**Job:** Where a line holds the word "page", copy that line.

---*---

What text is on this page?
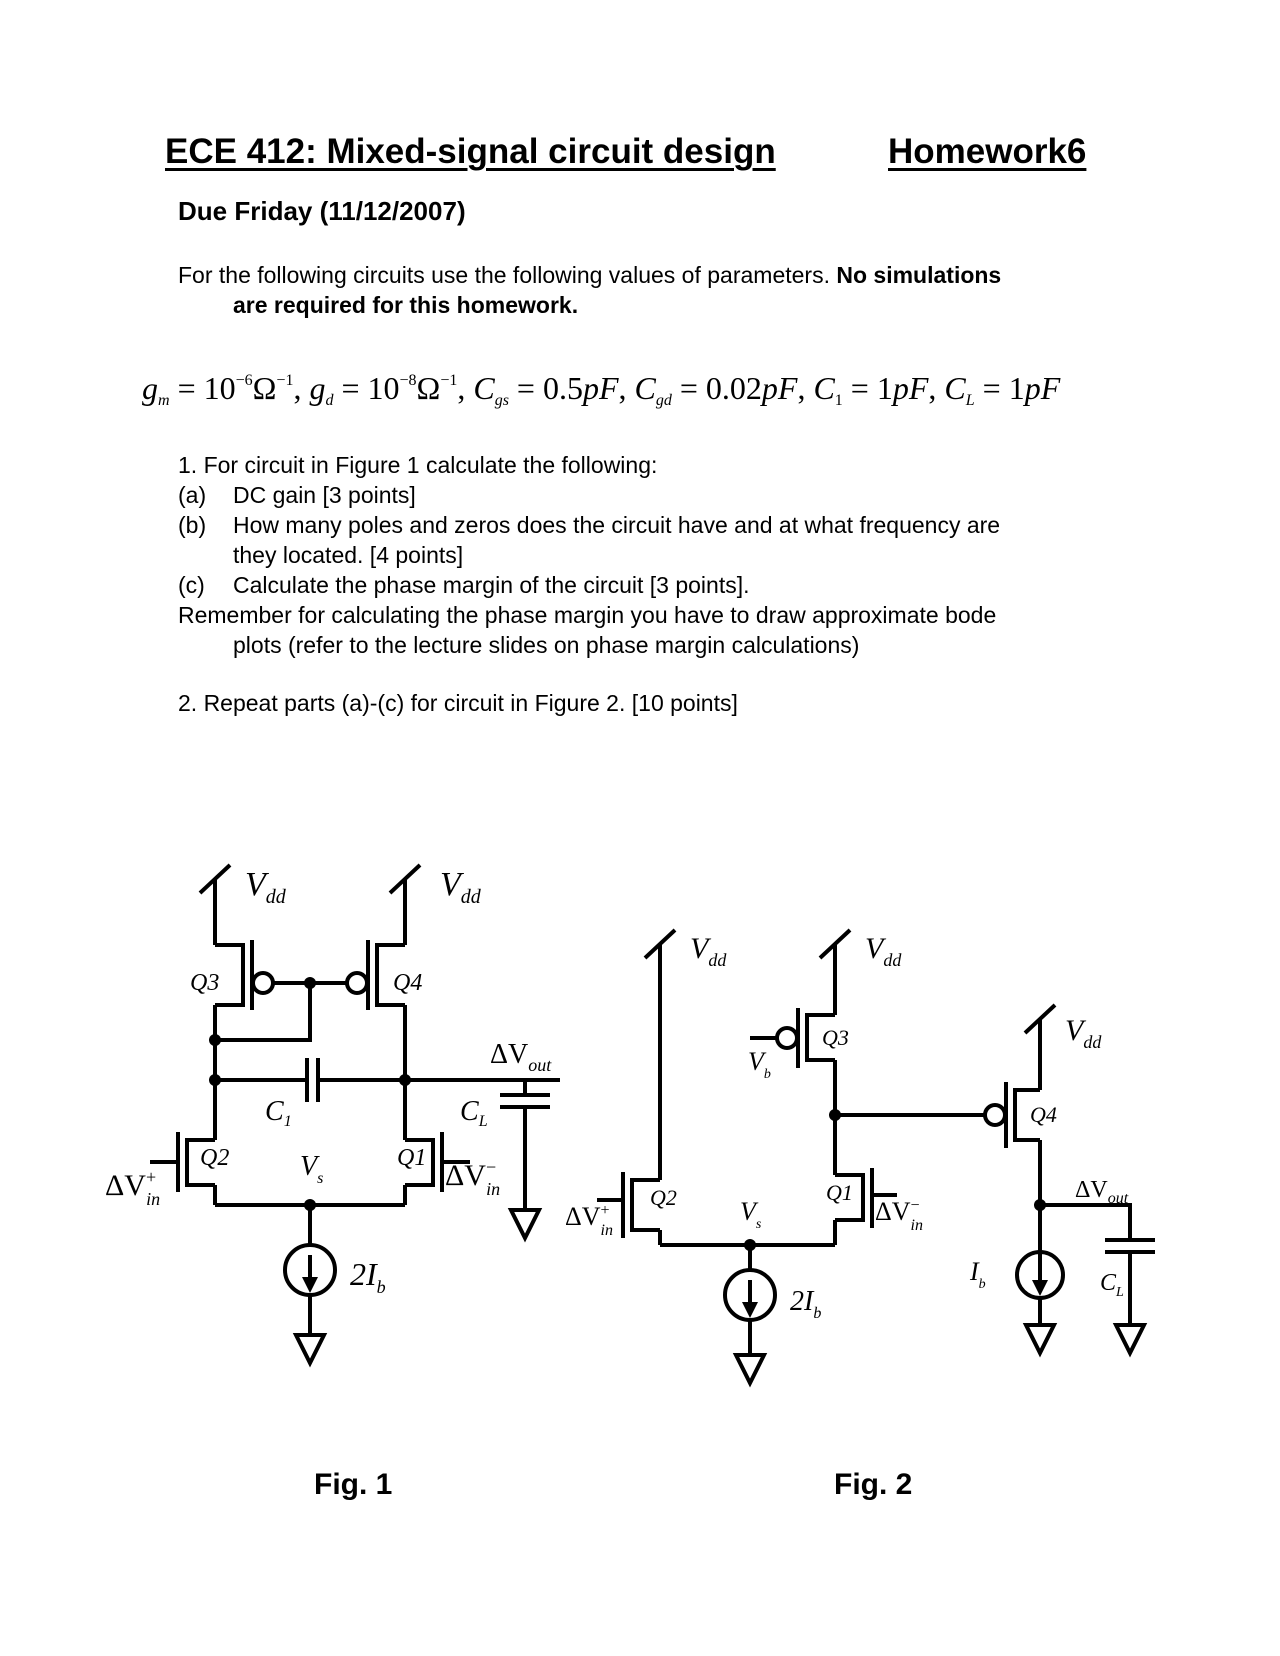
ECE 412: Mixed-signal circuit design	Homework6
Due Friday (11/12/2007)
For the following circuits use the following values of parameters. No simulations
are required for this homework.
$g_m = 10^{-6}\Omega^{-1}$, $g_d = 10^{-8}\Omega^{-1}$, $C_{gs} = 0.5pF$, $C_{gd} = 0.02pF$, $C_1 = 1pF$, $C_L = 1pF$
1. For circuit in Figure 1 calculate the following:
(a) DC gain [3 points]
(b) How many poles and zeros does the circuit have and at what frequency are
they located. [4 points]
(c) Calculate the phase margin of the circuit [3 points].
Remember for calculating the phase margin you have to draw approximate bode
plots (refer to the lecture slides on phase margin calculations)
2. Repeat parts (a)-(c) for circuit in Figure 2. [10 points]
$V_{dd}$	$V_{dd}$
Q3	Q4
$C_1$	$C_L$
$\Delta V_{out}$
Q2	Q1
$V_s$
ΔV+ in
ΔV− in
$2I_b$
$V_{dd}$	$V_{dd}$
$V_{dd}$
Q3
$V_b$
Q4
Q2	Q1
$V_s$
ΔV+ in
ΔV− in
$\Delta V_{out}$
$2I_b$
$I_b$	$C_L$
Fig. 1	Fig. 2
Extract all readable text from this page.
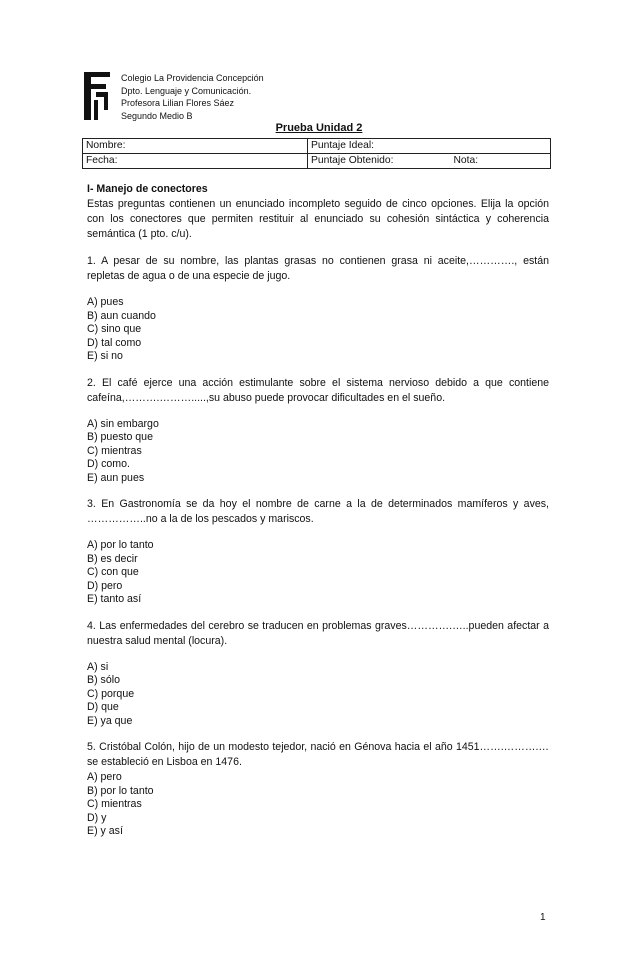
Colegio La Providencia Concepción
Dpto. Lenguaje y Comunicación.
Profesora Lilian Flores Sáez
Segundo Medio B
Prueba Unidad 2
Nombre:	Puntaje Ideal:
Fecha:	Puntaje Obtenido: Nota:

I- Manejo de conectores

Estas preguntas contienen un enunciado incompleto seguido de cinco opciones. Elija la opción con los conectores que permiten restituir al enunciado su cohesión sintáctica y coherencia semántica (1 pto. c/u).

1. A pesar de su nombre, las plantas grasas no contienen grasa ni aceite,…………., están repletas de agua o de una especie de jugo.

A) pues
B) aun cuando
C) sino que
D) tal como
E) si no

2. El café ejerce una acción estimulante sobre el sistema nervioso debido a que contiene cafeína,……….……….....,su abuso puede provocar dificultades en el sueño.

A) sin embargo
B) puesto que
C) mientras
D) como.
E) aun pues

3. En Gastronomía se da hoy el nombre de carne a la de determinados mamíferos y aves, ……………..no a la de los pescados y mariscos.

A) por lo tanto
B) es decir
C) con que
D) pero
E) tanto así

4. Las enfermedades del cerebro se traducen en problemas graves………….…..pueden afectar a nuestra salud mental (locura).

A) si
B) sólo
C) porque
D) que
E) ya que

5. Cristóbal Colón, hijo de un modesto tejedor, nació en Génova hacia el año 1451…….……….…se estableció en Lisboa en 1476.

A) pero
B) por lo tanto
C) mientras
D) y
E) y así
1
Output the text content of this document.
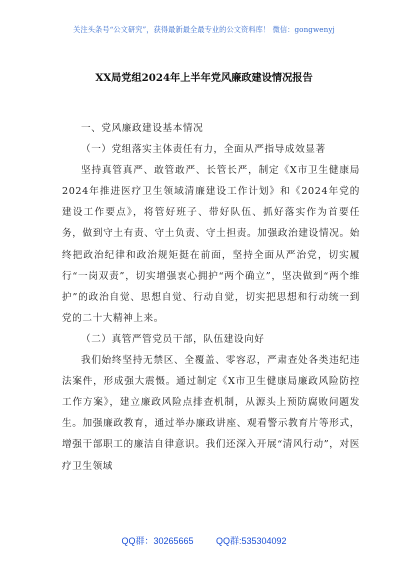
关注头条号“公文研究”，获得最新最全最专业的公文资料库！ 微信：gongwenyj
XX局党组2024年上半年党风廉政建设情况报告

一、党风廉政建设基本情况

（一）党组落实主体责任有力，全面从严指导成效显著

坚持真管真严、敢管敢严、长管长严，制定《X市卫生健康局2024年推进医疗卫生领域清廉建设工作计划》和《2024年党的建设工作要点》，将管好班子、带好队伍、抓好落实作为首要任务，做到守土有责、守土负责、守土担责。加强政治建设情况。始终把政治纪律和政治规矩挺在前面，坚持全面从严治党，切实履行“一岗双责”，切实增强衷心拥护“两个确立”，坚决做到“两个维护”的政治自觉、思想自觉、行动自觉，切实把思想和行动统一到党的二十大精神上来。

（二）真管严管党员干部，队伍建设向好

我们始终坚持无禁区、全覆盖、零容忍，严肃查处各类违纪违法案件，形成强大震慑。通过制定《X市卫生健康局廉政风险防控工作方案》，建立廉政风险点排查机制，从源头上预防腐败问题发生。加强廉政教育，通过举办廉政讲座、观看警示教育片等形式，增强干部职工的廉洁自律意识。我们还深入开展“清风行动”，对医疗卫生领域

QQ群：30265665	QQ群:535304092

---*---

**Completed exercise:**
What text is on this page?
Extract all readable text from this page.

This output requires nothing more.